* Task: Leave out any picture and return the remaining listing below exactly as given.

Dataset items

--------------------------------------------------

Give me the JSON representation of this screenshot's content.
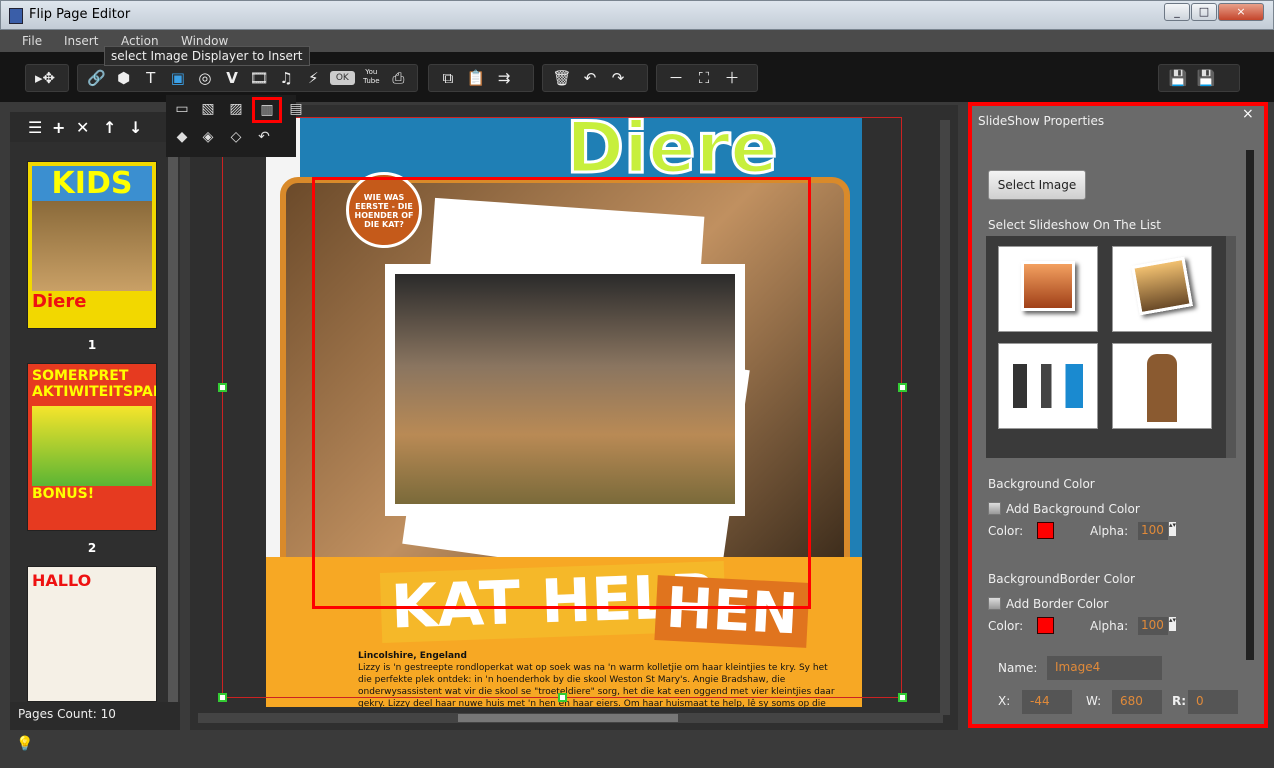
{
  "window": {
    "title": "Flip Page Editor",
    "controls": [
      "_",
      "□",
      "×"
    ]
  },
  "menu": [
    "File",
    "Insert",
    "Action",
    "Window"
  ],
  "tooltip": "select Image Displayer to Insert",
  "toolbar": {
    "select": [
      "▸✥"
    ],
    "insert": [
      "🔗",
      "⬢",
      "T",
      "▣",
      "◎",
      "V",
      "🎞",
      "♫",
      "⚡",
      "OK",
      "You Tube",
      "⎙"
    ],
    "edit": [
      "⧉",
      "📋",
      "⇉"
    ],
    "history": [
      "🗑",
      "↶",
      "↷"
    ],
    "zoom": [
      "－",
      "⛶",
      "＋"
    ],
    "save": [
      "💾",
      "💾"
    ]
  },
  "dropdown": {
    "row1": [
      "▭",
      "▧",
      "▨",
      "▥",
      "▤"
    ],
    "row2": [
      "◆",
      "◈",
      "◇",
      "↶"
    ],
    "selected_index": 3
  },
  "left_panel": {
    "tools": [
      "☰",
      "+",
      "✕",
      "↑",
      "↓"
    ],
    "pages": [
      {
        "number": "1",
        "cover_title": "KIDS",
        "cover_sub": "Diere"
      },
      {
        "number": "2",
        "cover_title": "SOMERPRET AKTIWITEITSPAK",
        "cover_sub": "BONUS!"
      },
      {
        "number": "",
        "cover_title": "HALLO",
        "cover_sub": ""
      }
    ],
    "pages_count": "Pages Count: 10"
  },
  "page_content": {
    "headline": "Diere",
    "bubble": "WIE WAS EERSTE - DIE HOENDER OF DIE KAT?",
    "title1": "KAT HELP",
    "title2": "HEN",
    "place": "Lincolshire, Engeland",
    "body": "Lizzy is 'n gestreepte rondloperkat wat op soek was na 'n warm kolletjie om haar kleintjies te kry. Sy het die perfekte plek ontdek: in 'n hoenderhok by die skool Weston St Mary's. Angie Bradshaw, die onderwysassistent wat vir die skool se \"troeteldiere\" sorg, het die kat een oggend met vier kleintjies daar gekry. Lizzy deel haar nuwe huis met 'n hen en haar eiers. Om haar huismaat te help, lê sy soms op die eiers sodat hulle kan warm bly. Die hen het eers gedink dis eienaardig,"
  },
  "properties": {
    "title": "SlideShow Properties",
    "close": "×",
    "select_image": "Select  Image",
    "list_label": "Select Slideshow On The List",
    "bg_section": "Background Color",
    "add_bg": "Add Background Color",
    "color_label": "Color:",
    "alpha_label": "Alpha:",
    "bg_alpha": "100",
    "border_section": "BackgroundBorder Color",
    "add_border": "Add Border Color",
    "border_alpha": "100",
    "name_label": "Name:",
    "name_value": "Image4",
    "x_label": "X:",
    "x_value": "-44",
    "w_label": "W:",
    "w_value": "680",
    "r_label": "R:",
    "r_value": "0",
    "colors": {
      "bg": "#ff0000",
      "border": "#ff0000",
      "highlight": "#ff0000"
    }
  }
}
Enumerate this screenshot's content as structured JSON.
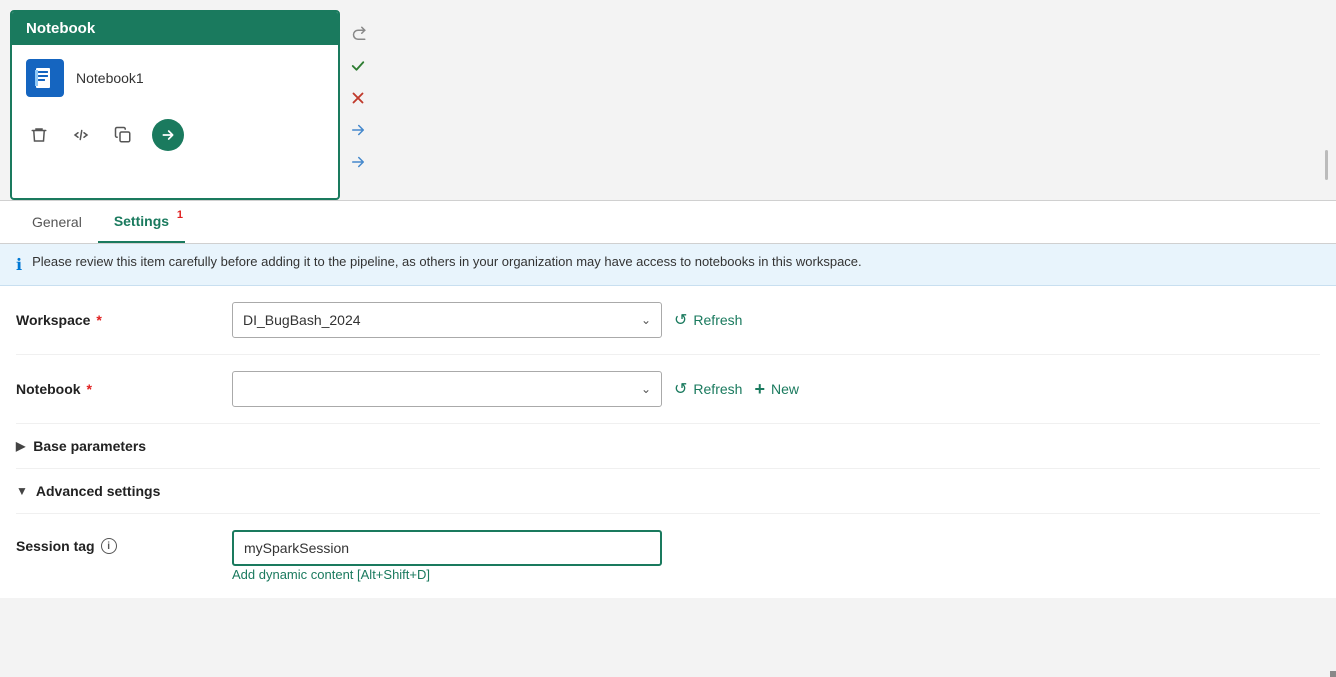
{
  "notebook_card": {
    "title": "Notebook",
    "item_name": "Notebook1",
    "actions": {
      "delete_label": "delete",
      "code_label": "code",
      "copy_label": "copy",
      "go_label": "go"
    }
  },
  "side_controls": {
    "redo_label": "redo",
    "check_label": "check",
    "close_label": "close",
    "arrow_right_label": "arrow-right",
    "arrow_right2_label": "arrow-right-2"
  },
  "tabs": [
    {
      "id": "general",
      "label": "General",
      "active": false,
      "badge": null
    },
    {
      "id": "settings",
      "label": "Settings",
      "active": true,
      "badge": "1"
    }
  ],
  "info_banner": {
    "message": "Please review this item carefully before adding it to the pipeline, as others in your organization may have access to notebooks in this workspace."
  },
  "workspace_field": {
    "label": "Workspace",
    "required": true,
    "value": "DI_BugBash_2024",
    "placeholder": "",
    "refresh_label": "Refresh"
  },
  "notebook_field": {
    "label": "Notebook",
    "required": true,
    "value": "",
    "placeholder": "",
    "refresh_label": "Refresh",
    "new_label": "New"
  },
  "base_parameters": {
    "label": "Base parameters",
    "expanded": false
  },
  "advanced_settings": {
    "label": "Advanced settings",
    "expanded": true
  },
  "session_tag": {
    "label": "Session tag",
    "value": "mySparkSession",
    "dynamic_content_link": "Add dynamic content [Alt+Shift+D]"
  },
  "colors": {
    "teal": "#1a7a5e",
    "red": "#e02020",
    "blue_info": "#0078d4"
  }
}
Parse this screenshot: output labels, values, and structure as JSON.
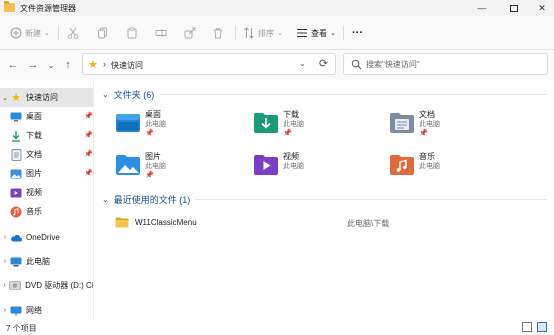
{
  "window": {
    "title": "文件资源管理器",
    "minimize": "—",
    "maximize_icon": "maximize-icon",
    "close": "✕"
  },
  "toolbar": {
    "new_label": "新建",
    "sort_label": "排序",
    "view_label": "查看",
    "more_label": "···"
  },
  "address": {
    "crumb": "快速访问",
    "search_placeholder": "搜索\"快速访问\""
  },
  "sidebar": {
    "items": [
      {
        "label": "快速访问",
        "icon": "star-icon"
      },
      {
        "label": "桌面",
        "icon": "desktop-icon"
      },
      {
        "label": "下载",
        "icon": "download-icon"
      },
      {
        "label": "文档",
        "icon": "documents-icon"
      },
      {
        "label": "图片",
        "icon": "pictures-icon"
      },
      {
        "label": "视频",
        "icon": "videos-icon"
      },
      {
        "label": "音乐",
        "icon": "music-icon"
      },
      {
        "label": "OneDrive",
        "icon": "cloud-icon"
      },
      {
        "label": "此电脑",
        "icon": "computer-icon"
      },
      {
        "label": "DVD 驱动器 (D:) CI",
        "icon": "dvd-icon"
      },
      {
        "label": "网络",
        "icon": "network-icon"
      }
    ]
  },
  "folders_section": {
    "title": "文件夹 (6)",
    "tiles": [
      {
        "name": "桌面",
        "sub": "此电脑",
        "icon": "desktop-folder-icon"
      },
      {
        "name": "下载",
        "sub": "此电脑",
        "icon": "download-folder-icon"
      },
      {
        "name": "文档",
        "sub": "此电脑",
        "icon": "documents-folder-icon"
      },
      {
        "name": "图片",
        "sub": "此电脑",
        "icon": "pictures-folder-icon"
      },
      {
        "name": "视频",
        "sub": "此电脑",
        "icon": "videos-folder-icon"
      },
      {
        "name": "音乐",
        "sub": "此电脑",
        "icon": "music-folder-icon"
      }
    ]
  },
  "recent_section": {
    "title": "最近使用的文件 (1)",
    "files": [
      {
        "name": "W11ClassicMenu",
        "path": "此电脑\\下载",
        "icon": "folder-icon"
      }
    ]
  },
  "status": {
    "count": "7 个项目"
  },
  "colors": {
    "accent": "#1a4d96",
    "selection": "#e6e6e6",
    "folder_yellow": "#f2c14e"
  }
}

--------------------------------------------------

* The solution:
Give me the JSON representation of this screenshot's content.
{
  "window": {
    "title": "Flip Page Editor",
    "controls": [
      "_",
      "□",
      "×"
    ]
  },
  "menu": [
    "File",
    "Insert",
    "Action",
    "Window"
  ],
  "tooltip": "select Image Displayer to Insert",
  "toolbar": {
    "select": [
      "▸✥"
    ],
    "insert": [
      "🔗",
      "⬢",
      "T",
      "▣",
      "◎",
      "V",
      "🎞",
      "♫",
      "⚡",
      "OK",
      "You Tube",
      "⎙"
    ],
    "edit": [
      "⧉",
      "📋",
      "⇉"
    ],
    "history": [
      "🗑",
      "↶",
      "↷"
    ],
    "zoom": [
      "－",
      "⛶",
      "＋"
    ],
    "save": [
      "💾",
      "💾"
    ]
  },
  "dropdown": {
    "row1": [
      "▭",
      "▧",
      "▨",
      "▥",
      "▤"
    ],
    "row2": [
      "◆",
      "◈",
      "◇",
      "↶"
    ],
    "selected_index": 3
  },
  "left_panel": {
    "tools": [
      "☰",
      "+",
      "✕",
      "↑",
      "↓"
    ],
    "pages": [
      {
        "number": "1",
        "cover_title": "KIDS",
        "cover_sub": "Diere"
      },
      {
        "number": "2",
        "cover_title": "SOMERPRET AKTIWITEITSPAK",
        "cover_sub": "BONUS!"
      },
      {
        "number": "",
        "cover_title": "HALLO",
        "cover_sub": ""
      }
    ],
    "pages_count": "Pages Count: 10"
  },
  "page_content": {
    "headline": "Diere",
    "bubble": "WIE WAS EERSTE - DIE HOENDER OF DIE KAT?",
    "title1": "KAT HELP",
    "title2": "HEN",
    "place": "Lincolshire, Engeland",
    "body": "Lizzy is 'n gestreepte rondloperkat wat op soek was na 'n warm kolletjie om haar kleintjies te kry. Sy het die perfekte plek ontdek: in 'n hoenderhok by die skool Weston St Mary's. Angie Bradshaw, die onderwysassistent wat vir die skool se \"troeteldiere\" sorg, het die kat een oggend met vier kleintjies daar gekry. Lizzy deel haar nuwe huis met 'n hen en haar eiers. Om haar huismaat te help, lê sy soms op die eiers sodat hulle kan warm bly. Die hen het eers gedink dis eienaardig,"
  },
  "properties": {
    "title": "SlideShow Properties",
    "close": "×",
    "select_image": "Select  Image",
    "list_label": "Select Slideshow On The List",
    "bg_section": "Background Color",
    "add_bg": "Add Background Color",
    "color_label": "Color:",
    "alpha_label": "Alpha:",
    "bg_alpha": "100",
    "border_section": "BackgroundBorder Color",
    "add_border": "Add Border Color",
    "border_alpha": "100",
    "name_label": "Name:",
    "name_value": "Image4",
    "x_label": "X:",
    "x_value": "-44",
    "w_label": "W:",
    "w_value": "680",
    "r_label": "R:",
    "r_value": "0",
    "colors": {
      "bg": "#ff0000",
      "border": "#ff0000",
      "highlight": "#ff0000"
    }
  }
}
Enumerate this screenshot's content as structured JSON.
{
  "notebook_card": {
    "title": "Notebook",
    "item_name": "Notebook1",
    "actions": {
      "delete_label": "delete",
      "code_label": "code",
      "copy_label": "copy",
      "go_label": "go"
    }
  },
  "side_controls": {
    "redo_label": "redo",
    "check_label": "check",
    "close_label": "close",
    "arrow_right_label": "arrow-right",
    "arrow_right2_label": "arrow-right-2"
  },
  "tabs": [
    {
      "id": "general",
      "label": "General",
      "active": false,
      "badge": null
    },
    {
      "id": "settings",
      "label": "Settings",
      "active": true,
      "badge": "1"
    }
  ],
  "info_banner": {
    "message": "Please review this item carefully before adding it to the pipeline, as others in your organization may have access to notebooks in this workspace."
  },
  "workspace_field": {
    "label": "Workspace",
    "required": true,
    "value": "DI_BugBash_2024",
    "placeholder": "",
    "refresh_label": "Refresh"
  },
  "notebook_field": {
    "label": "Notebook",
    "required": true,
    "value": "",
    "placeholder": "",
    "refresh_label": "Refresh",
    "new_label": "New"
  },
  "base_parameters": {
    "label": "Base parameters",
    "expanded": false
  },
  "advanced_settings": {
    "label": "Advanced settings",
    "expanded": true
  },
  "session_tag": {
    "label": "Session tag",
    "value": "mySparkSession",
    "dynamic_content_link": "Add dynamic content [Alt+Shift+D]"
  },
  "colors": {
    "teal": "#1a7a5e",
    "red": "#e02020",
    "blue_info": "#0078d4"
  }
}
Parse this screenshot: output labels, values, and structure as JSON.
{
  "window": {
    "title": "文件资源管理器",
    "minimize": "—",
    "maximize_icon": "maximize-icon",
    "close": "✕"
  },
  "toolbar": {
    "new_label": "新建",
    "sort_label": "排序",
    "view_label": "查看",
    "more_label": "···"
  },
  "address": {
    "crumb": "快速访问",
    "search_placeholder": "搜索\"快速访问\""
  },
  "sidebar": {
    "items": [
      {
        "label": "快速访问",
        "icon": "star-icon"
      },
      {
        "label": "桌面",
        "icon": "desktop-icon"
      },
      {
        "label": "下载",
        "icon": "download-icon"
      },
      {
        "label": "文档",
        "icon": "documents-icon"
      },
      {
        "label": "图片",
        "icon": "pictures-icon"
      },
      {
        "label": "视频",
        "icon": "videos-icon"
      },
      {
        "label": "音乐",
        "icon": "music-icon"
      },
      {
        "label": "OneDrive",
        "icon": "cloud-icon"
      },
      {
        "label": "此电脑",
        "icon": "computer-icon"
      },
      {
        "label": "DVD 驱动器 (D:) CI",
        "icon": "dvd-icon"
      },
      {
        "label": "网络",
        "icon": "network-icon"
      }
    ]
  },
  "folders_section": {
    "title": "文件夹 (6)",
    "tiles": [
      {
        "name": "桌面",
        "sub": "此电脑",
        "icon": "desktop-folder-icon"
      },
      {
        "name": "下载",
        "sub": "此电脑",
        "icon": "download-folder-icon"
      },
      {
        "name": "文档",
        "sub": "此电脑",
        "icon": "documents-folder-icon"
      },
      {
        "name": "图片",
        "sub": "此电脑",
        "icon": "pictures-folder-icon"
      },
      {
        "name": "视频",
        "sub": "此电脑",
        "icon": "videos-folder-icon"
      },
      {
        "name": "音乐",
        "sub": "此电脑",
        "icon": "music-folder-icon"
      }
    ]
  },
  "recent_section": {
    "title": "最近使用的文件 (1)",
    "files": [
      {
        "name": "W11ClassicMenu",
        "path": "此电脑\\下载",
        "icon": "folder-icon"
      }
    ]
  },
  "status": {
    "count": "7 个项目"
  },
  "colors": {
    "accent": "#1a4d96",
    "selection": "#e6e6e6",
    "folder_yellow": "#f2c14e"
  }
}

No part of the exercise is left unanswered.